**What is asked:** Reproduce the part of the records that opens with the line containing "- Text: O: O: [68, 263, 80, 276]" and runs through the end of the records, with "Text" replaced by "Label" and nothing else changed.

··· Provided data

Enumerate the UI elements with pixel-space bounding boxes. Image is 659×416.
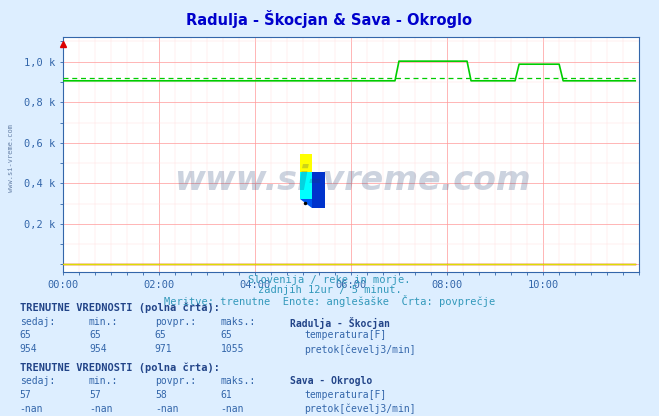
Text: -nan: -nan — [20, 404, 43, 414]
Text: temperatura[F]: temperatura[F] — [304, 330, 387, 340]
Text: 58: 58 — [155, 390, 167, 400]
Text: pretok[čevelj3/min]: pretok[čevelj3/min] — [304, 344, 416, 354]
Text: 954: 954 — [89, 344, 107, 354]
Text: maks.:: maks.: — [221, 376, 256, 386]
Text: zadnjih 12ur / 5 minut.: zadnjih 12ur / 5 minut. — [258, 285, 401, 295]
Text: sedaj:: sedaj: — [20, 376, 55, 386]
Text: Meritve: trenutne  Enote: anglešaške  Črta: povprečje: Meritve: trenutne Enote: anglešaške Črta… — [164, 295, 495, 307]
Bar — [312, 172, 325, 208]
Text: Slovenija / reke in morje.: Slovenija / reke in morje. — [248, 275, 411, 285]
Text: pretok[čevelj3/min]: pretok[čevelj3/min] — [304, 404, 416, 414]
Bar — [300, 154, 312, 172]
Text: 65: 65 — [221, 330, 233, 340]
Text: povpr.:: povpr.: — [155, 317, 196, 327]
Text: 61: 61 — [221, 390, 233, 400]
Text: 57: 57 — [89, 390, 101, 400]
Text: www.si-vreme.com: www.si-vreme.com — [174, 164, 531, 198]
Text: Sava - Okroglo: Sava - Okroglo — [290, 376, 372, 386]
Text: 65: 65 — [89, 330, 101, 340]
Text: 954: 954 — [20, 344, 38, 354]
Text: TRENUTNE VREDNOSTI (polna črta):: TRENUTNE VREDNOSTI (polna črta): — [20, 363, 219, 373]
Text: 971: 971 — [155, 344, 173, 354]
Text: -nan: -nan — [155, 404, 179, 414]
Text: -nan: -nan — [221, 404, 244, 414]
Text: Radulja - Škocjan & Sava - Okroglo: Radulja - Škocjan & Sava - Okroglo — [186, 10, 473, 28]
Text: min.:: min.: — [89, 376, 119, 386]
Text: sedaj:: sedaj: — [20, 317, 55, 327]
Text: 65: 65 — [155, 330, 167, 340]
Text: maks.:: maks.: — [221, 317, 256, 327]
Text: Radulja - Škocjan: Radulja - Škocjan — [290, 317, 390, 329]
Text: TRENUTNE VREDNOSTI (polna črta):: TRENUTNE VREDNOSTI (polna črta): — [20, 303, 219, 313]
Text: 65: 65 — [20, 330, 32, 340]
Text: 57: 57 — [20, 390, 32, 400]
Text: min.:: min.: — [89, 317, 119, 327]
Text: www.si-vreme.com: www.si-vreme.com — [8, 124, 14, 192]
Polygon shape — [300, 199, 312, 208]
Text: povpr.:: povpr.: — [155, 376, 196, 386]
Bar — [300, 172, 312, 199]
Text: -nan: -nan — [89, 404, 113, 414]
Text: temperatura[F]: temperatura[F] — [304, 390, 387, 400]
Text: 1055: 1055 — [221, 344, 244, 354]
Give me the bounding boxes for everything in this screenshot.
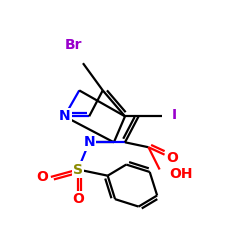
Text: OH: OH [170,168,193,181]
Text: O: O [166,151,178,166]
Text: N: N [58,109,70,123]
Text: S: S [73,162,83,176]
Text: N: N [83,135,95,149]
Text: O: O [72,192,84,206]
Text: O: O [36,170,48,184]
Text: I: I [172,108,177,122]
Text: Br: Br [64,38,82,52]
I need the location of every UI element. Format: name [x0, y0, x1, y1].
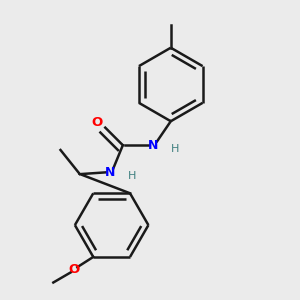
- Text: O: O: [68, 263, 80, 276]
- Text: N: N: [148, 139, 158, 152]
- Text: H: H: [171, 144, 179, 154]
- Text: O: O: [92, 116, 103, 129]
- Text: N: N: [105, 166, 115, 179]
- Text: H: H: [128, 171, 136, 181]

······

**The output:**
- Label: O: O: [68, 263, 80, 276]
- Label: N: N: [148, 139, 158, 152]
- Label: H: H: [171, 144, 179, 154]
- Label: O: O: [92, 116, 103, 129]
- Label: N: N: [105, 166, 115, 179]
- Label: H: H: [128, 171, 136, 181]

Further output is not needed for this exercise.